PROVIDED INFORMATION:
====
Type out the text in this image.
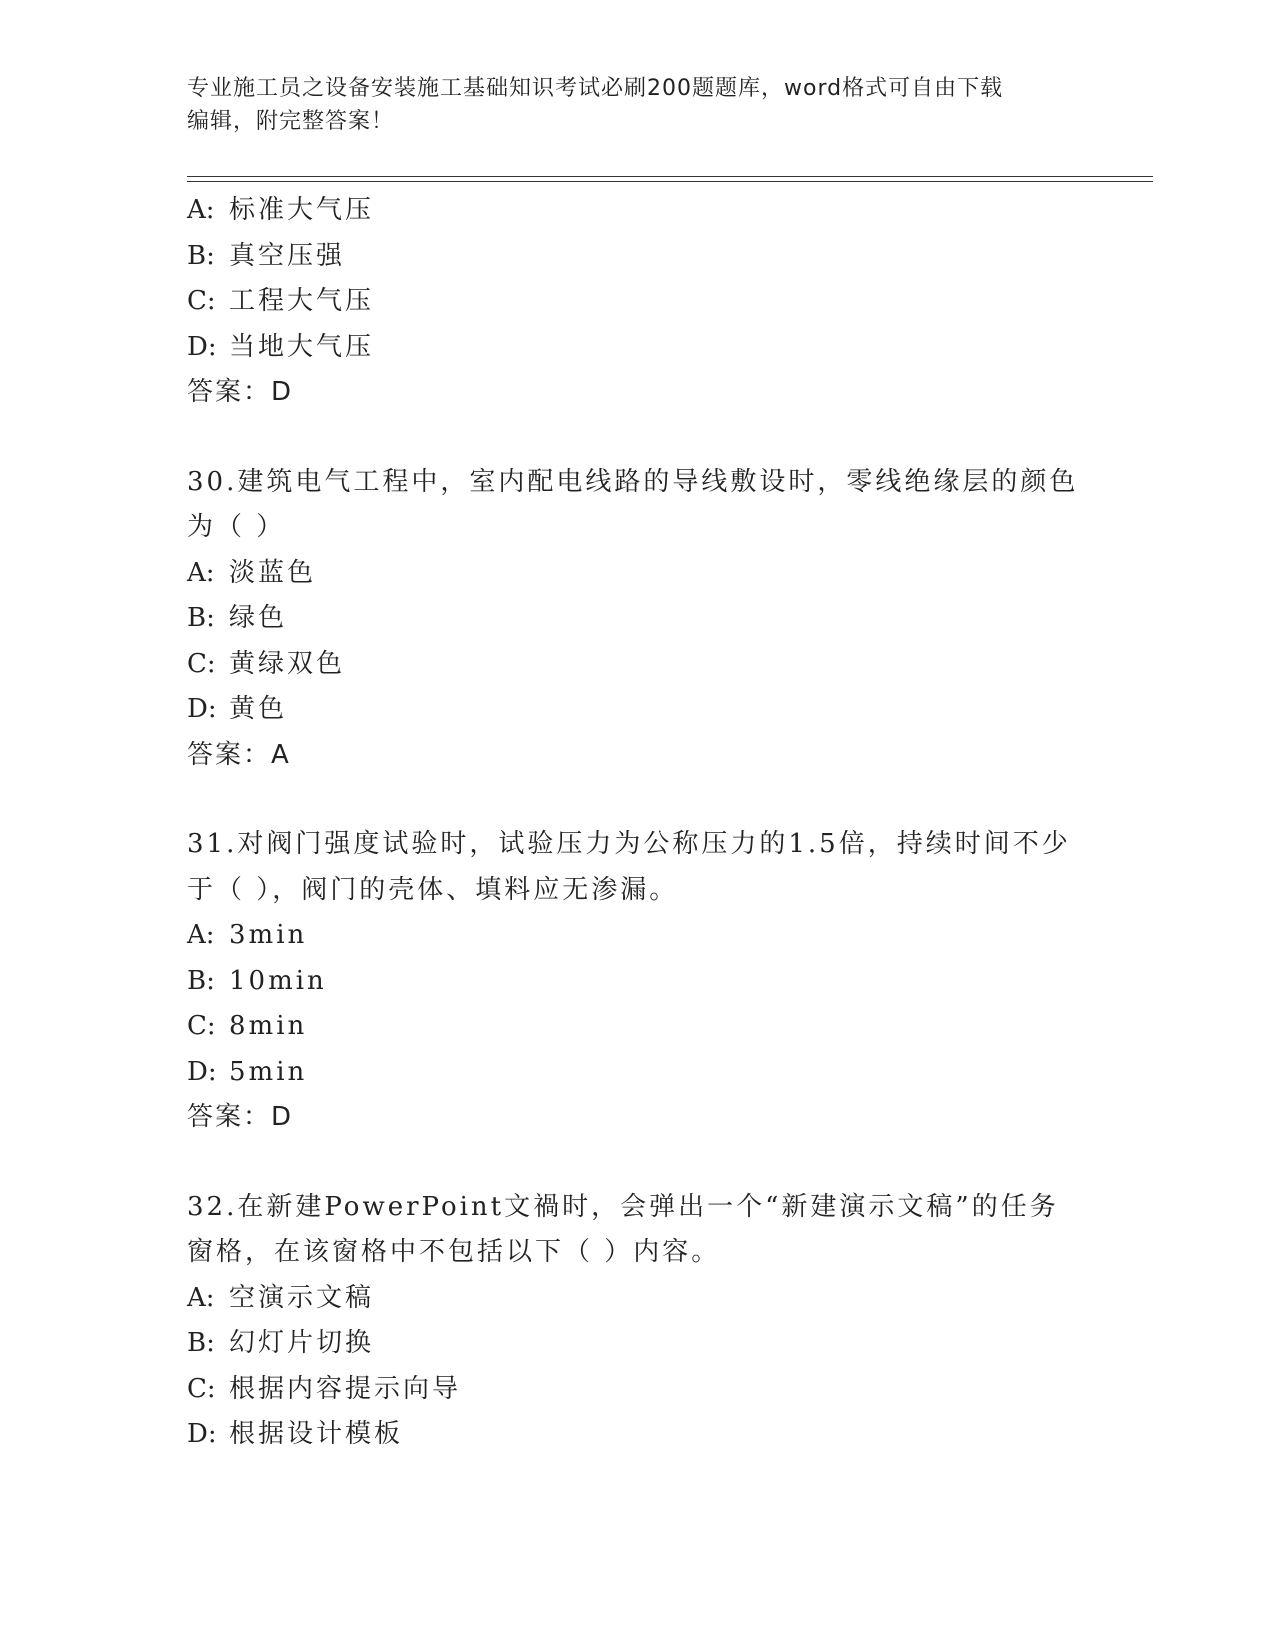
专业施工员之设备安装施工基础知识考试必刷200题题库，word格式可自由下载
编辑，附完整答案！
A: 标准大气压
B: 真空压强
C: 工程大气压
D: 当地大气压
答案：D
30.建筑电气工程中，室内配电线路的导线敷设时，零线绝缘层的颜色
为（ ）
A: 淡蓝色
B: 绿色
C: 黄绿双色
D: 黄色
答案：A
31.对阀门强度试验时，试验压力为公称压力的1.5倍，持续时间不少
于（ ），阀门的壳体、填料应无渗漏。
A: 3min
B: 10min
C: 8min
D: 5min
答案：D
32.在新建PowerPoint文禍时，会弹出一个“新建演示文稿”的任务
窗格，在该窗格中不包括以下（ ）内容。
A: 空演示文稿
B: 幻灯片切换
C: 根据内容提示向导
D: 根据设计模板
====
AIM OF THE TASK: Set down every record once more, word for word, without pictures.

RESULT OF THIS TASK:
Type out the text in this image.
专业施工员之设备安装施工基础知识考试必刷200题题库，word格式可自由下载
编辑，附完整答案！
A: 标准大气压
B: 真空压强
C: 工程大气压
D: 当地大气压
答案：D
30.建筑电气工程中，室内配电线路的导线敷设时，零线绝缘层的颜色
为（ ）
A: 淡蓝色
B: 绿色
C: 黄绿双色
D: 黄色
答案：A
31.对阀门强度试验时，试验压力为公称压力的1.5倍，持续时间不少
于（ ），阀门的壳体、填料应无渗漏。
A: 3min
B: 10min
C: 8min
D: 5min
答案：D
32.在新建PowerPoint文禍时，会弹出一个“新建演示文稿”的任务
窗格，在该窗格中不包括以下（ ）内容。
A: 空演示文稿
B: 幻灯片切换
C: 根据内容提示向导
D: 根据设计模板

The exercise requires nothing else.